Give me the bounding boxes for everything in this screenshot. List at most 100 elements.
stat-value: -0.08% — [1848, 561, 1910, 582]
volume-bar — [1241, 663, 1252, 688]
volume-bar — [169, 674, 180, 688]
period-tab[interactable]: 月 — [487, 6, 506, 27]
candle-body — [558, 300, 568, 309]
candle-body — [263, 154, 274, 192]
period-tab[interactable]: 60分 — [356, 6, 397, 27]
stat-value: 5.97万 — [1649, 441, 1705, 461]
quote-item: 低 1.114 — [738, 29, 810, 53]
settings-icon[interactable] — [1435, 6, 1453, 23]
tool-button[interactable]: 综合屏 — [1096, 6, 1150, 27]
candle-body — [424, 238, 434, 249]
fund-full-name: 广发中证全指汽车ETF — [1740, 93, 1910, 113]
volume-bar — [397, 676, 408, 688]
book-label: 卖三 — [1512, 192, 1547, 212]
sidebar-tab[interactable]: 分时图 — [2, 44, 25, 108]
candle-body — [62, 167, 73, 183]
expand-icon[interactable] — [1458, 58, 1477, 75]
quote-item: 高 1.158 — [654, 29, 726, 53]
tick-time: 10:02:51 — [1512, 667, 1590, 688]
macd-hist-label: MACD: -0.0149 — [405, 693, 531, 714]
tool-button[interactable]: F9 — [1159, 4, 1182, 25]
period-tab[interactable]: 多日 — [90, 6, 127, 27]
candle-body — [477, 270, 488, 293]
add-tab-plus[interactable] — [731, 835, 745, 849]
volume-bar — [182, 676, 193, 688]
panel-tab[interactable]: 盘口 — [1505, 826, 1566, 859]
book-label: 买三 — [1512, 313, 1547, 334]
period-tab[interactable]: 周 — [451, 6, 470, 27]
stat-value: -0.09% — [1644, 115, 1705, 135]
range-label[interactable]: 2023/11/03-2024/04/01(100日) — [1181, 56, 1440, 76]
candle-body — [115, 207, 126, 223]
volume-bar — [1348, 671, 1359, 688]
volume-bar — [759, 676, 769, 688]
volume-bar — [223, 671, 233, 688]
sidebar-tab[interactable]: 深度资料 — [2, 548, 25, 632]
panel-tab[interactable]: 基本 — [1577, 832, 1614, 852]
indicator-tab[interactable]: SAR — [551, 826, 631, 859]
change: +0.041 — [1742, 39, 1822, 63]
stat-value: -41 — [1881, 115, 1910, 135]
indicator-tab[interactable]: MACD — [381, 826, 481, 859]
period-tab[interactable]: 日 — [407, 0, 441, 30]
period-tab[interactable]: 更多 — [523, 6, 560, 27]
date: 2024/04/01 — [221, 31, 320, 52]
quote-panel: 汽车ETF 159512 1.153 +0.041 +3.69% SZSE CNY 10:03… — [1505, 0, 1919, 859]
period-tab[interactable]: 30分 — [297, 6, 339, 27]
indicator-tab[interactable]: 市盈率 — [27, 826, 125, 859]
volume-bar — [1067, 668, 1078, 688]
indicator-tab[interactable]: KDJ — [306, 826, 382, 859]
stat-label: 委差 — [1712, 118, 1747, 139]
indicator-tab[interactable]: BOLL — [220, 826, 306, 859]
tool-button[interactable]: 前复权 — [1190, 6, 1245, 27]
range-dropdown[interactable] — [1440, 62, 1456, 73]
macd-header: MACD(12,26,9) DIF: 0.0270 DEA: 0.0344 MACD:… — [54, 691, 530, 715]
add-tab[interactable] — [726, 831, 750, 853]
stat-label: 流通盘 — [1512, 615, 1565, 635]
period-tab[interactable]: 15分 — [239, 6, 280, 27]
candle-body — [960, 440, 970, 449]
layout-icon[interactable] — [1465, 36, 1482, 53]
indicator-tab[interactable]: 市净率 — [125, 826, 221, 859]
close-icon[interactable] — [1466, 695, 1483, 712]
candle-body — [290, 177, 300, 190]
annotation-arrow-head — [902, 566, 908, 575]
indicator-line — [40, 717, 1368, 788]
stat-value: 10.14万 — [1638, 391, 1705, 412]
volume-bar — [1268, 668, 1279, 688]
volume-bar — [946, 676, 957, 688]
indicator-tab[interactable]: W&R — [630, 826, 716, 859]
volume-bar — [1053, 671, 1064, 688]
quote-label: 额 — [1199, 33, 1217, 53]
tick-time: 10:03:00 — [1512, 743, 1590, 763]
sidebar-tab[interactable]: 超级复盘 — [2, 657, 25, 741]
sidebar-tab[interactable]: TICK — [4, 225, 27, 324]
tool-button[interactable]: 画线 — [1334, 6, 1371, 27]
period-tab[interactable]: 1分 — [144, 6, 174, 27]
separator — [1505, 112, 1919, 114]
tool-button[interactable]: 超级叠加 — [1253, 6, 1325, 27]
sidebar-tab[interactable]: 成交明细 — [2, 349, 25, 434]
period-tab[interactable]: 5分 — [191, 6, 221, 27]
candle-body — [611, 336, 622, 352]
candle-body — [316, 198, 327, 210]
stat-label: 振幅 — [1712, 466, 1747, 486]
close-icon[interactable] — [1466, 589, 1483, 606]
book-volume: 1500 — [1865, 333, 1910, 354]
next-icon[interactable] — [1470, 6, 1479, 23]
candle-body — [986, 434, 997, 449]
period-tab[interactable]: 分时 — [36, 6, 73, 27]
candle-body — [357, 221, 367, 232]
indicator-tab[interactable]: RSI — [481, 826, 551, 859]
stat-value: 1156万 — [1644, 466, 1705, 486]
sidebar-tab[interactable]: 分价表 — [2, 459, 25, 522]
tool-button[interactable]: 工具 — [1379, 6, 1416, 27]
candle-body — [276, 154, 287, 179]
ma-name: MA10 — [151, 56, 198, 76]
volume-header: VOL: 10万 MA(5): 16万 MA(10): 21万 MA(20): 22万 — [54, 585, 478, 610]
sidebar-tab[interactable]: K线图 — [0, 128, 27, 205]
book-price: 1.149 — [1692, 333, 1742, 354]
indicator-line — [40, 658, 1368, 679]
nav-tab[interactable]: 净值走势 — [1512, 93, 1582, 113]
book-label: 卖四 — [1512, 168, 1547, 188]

┄┄┄┄┄┄┄┄┄┄

**Task brief:** Can you reproduce every line of the records above verbatim, without changing a single character?

**The answer:**
Give me the bounding boxes for everything in this screenshot. List at most 100 elements.
stat-value: -0.08% — [1848, 561, 1910, 582]
volume-bar — [1241, 663, 1252, 688]
volume-bar — [169, 674, 180, 688]
period-tab[interactable]: 月 — [487, 6, 506, 27]
candle-body — [558, 300, 568, 309]
candle-body — [263, 154, 274, 192]
period-tab[interactable]: 60分 — [356, 6, 397, 27]
stat-value: 5.97万 — [1649, 441, 1705, 461]
quote-item: 低 1.114 — [738, 29, 810, 53]
settings-icon[interactable] — [1435, 6, 1453, 23]
tool-button[interactable]: 综合屏 — [1096, 6, 1150, 27]
candle-body — [424, 238, 434, 249]
fund-full-name: 广发中证全指汽车ETF — [1740, 93, 1910, 113]
volume-bar — [397, 676, 408, 688]
book-label: 卖三 — [1512, 192, 1547, 212]
sidebar-tab[interactable]: 分时图 — [2, 44, 25, 108]
candle-body — [62, 167, 73, 183]
expand-icon[interactable] — [1458, 58, 1477, 75]
quote-item: 高 1.158 — [654, 29, 726, 53]
tick-time: 10:02:51 — [1512, 667, 1590, 688]
macd-hist-label: MACD: -0.0149 — [405, 693, 531, 714]
tool-button[interactable]: F9 — [1159, 4, 1182, 25]
period-tab[interactable]: 多日 — [90, 6, 127, 27]
candle-body — [477, 270, 488, 293]
add-tab-plus[interactable] — [731, 835, 745, 849]
volume-bar — [182, 676, 193, 688]
panel-tab[interactable]: 盘口 — [1505, 826, 1566, 859]
book-label: 买三 — [1512, 313, 1547, 334]
period-tab[interactable]: 周 — [451, 6, 470, 27]
stat-value: -0.09% — [1644, 115, 1705, 135]
range-label[interactable]: 2023/11/03-2024/04/01(100日) — [1181, 56, 1440, 76]
candle-body — [115, 207, 126, 223]
volume-bar — [1348, 671, 1359, 688]
volume-bar — [759, 676, 769, 688]
volume-bar — [223, 671, 233, 688]
sidebar-tab[interactable]: 深度资料 — [2, 548, 25, 632]
panel-tab[interactable]: 基本 — [1577, 832, 1614, 852]
indicator-tab[interactable]: SAR — [551, 826, 631, 859]
change: +0.041 — [1742, 39, 1822, 63]
stat-value: -41 — [1881, 115, 1910, 135]
indicator-tab[interactable]: MACD — [381, 826, 481, 859]
period-tab[interactable]: 日 — [407, 0, 441, 30]
period-tab[interactable]: 更多 — [523, 6, 560, 27]
date: 2024/04/01 — [221, 31, 320, 52]
quote-panel: 汽车ETF 159512 1.153 +0.041 +3.69% SZSE CNY 10:03… — [1505, 0, 1919, 859]
period-tab[interactable]: 30分 — [297, 6, 339, 27]
indicator-tab[interactable]: 市盈率 — [27, 826, 125, 859]
volume-bar — [1067, 668, 1078, 688]
indicator-tab[interactable]: KDJ — [306, 826, 382, 859]
stat-label: 委差 — [1712, 118, 1747, 139]
indicator-tab[interactable]: BOLL — [220, 826, 306, 859]
tool-button[interactable]: 前复权 — [1190, 6, 1245, 27]
range-dropdown[interactable] — [1440, 62, 1456, 73]
macd-header: MACD(12,26,9) DIF: 0.0270 DEA: 0.0344 MACD:… — [54, 691, 530, 715]
add-tab[interactable] — [726, 831, 750, 853]
stat-label: 流通盘 — [1512, 615, 1565, 635]
period-tab[interactable]: 15分 — [239, 6, 280, 27]
candle-body — [960, 440, 970, 449]
layout-icon[interactable] — [1465, 36, 1482, 53]
indicator-tab[interactable]: 市净率 — [125, 826, 221, 859]
close-icon[interactable] — [1466, 695, 1483, 712]
candle-body — [290, 177, 300, 190]
annotation-arrow-head — [902, 566, 908, 575]
indicator-line — [40, 717, 1368, 788]
stat-value: 10.14万 — [1638, 391, 1705, 412]
volume-bar — [1268, 668, 1279, 688]
volume-bar — [946, 676, 957, 688]
indicator-tab[interactable]: W&R — [630, 826, 716, 859]
volume-bar — [1053, 671, 1064, 688]
quote-label: 额 — [1199, 33, 1217, 53]
tick-time: 10:03:00 — [1512, 743, 1590, 763]
sidebar-tab[interactable]: 超级复盘 — [2, 657, 25, 741]
sidebar-tab[interactable]: TICK — [4, 225, 27, 324]
tool-button[interactable]: 画线 — [1334, 6, 1371, 27]
period-tab[interactable]: 1分 — [144, 6, 174, 27]
separator — [1505, 112, 1919, 114]
tool-button[interactable]: 超级叠加 — [1253, 6, 1325, 27]
sidebar-tab[interactable]: 成交明细 — [2, 349, 25, 434]
period-tab[interactable]: 5分 — [191, 6, 221, 27]
candle-body — [611, 336, 622, 352]
candle-body — [316, 198, 327, 210]
stat-label: 振幅 — [1712, 466, 1747, 486]
close-icon[interactable] — [1466, 589, 1483, 606]
book-volume: 1500 — [1865, 333, 1910, 354]
next-icon[interactable] — [1470, 6, 1479, 23]
candle-body — [986, 434, 997, 449]
period-tab[interactable]: 分时 — [36, 6, 73, 27]
candle-body — [357, 221, 367, 232]
indicator-tab[interactable]: RSI — [481, 826, 551, 859]
stat-value: 1156万 — [1644, 466, 1705, 486]
sidebar-tab[interactable]: 分价表 — [2, 459, 25, 522]
tool-button[interactable]: 工具 — [1379, 6, 1416, 27]
candle-body — [276, 154, 287, 179]
ma-name: MA10 — [151, 56, 198, 76]
volume-header: VOL: 10万 MA(5): 16万 MA(10): 21万 MA(20): 22万 — [54, 585, 478, 610]
sidebar-tab[interactable]: K线图 — [0, 128, 27, 205]
book-price: 1.149 — [1692, 333, 1742, 354]
indicator-line — [40, 658, 1368, 679]
nav-tab[interactable]: 净值走势 — [1512, 93, 1582, 113]
book-label: 卖四 — [1512, 168, 1547, 188]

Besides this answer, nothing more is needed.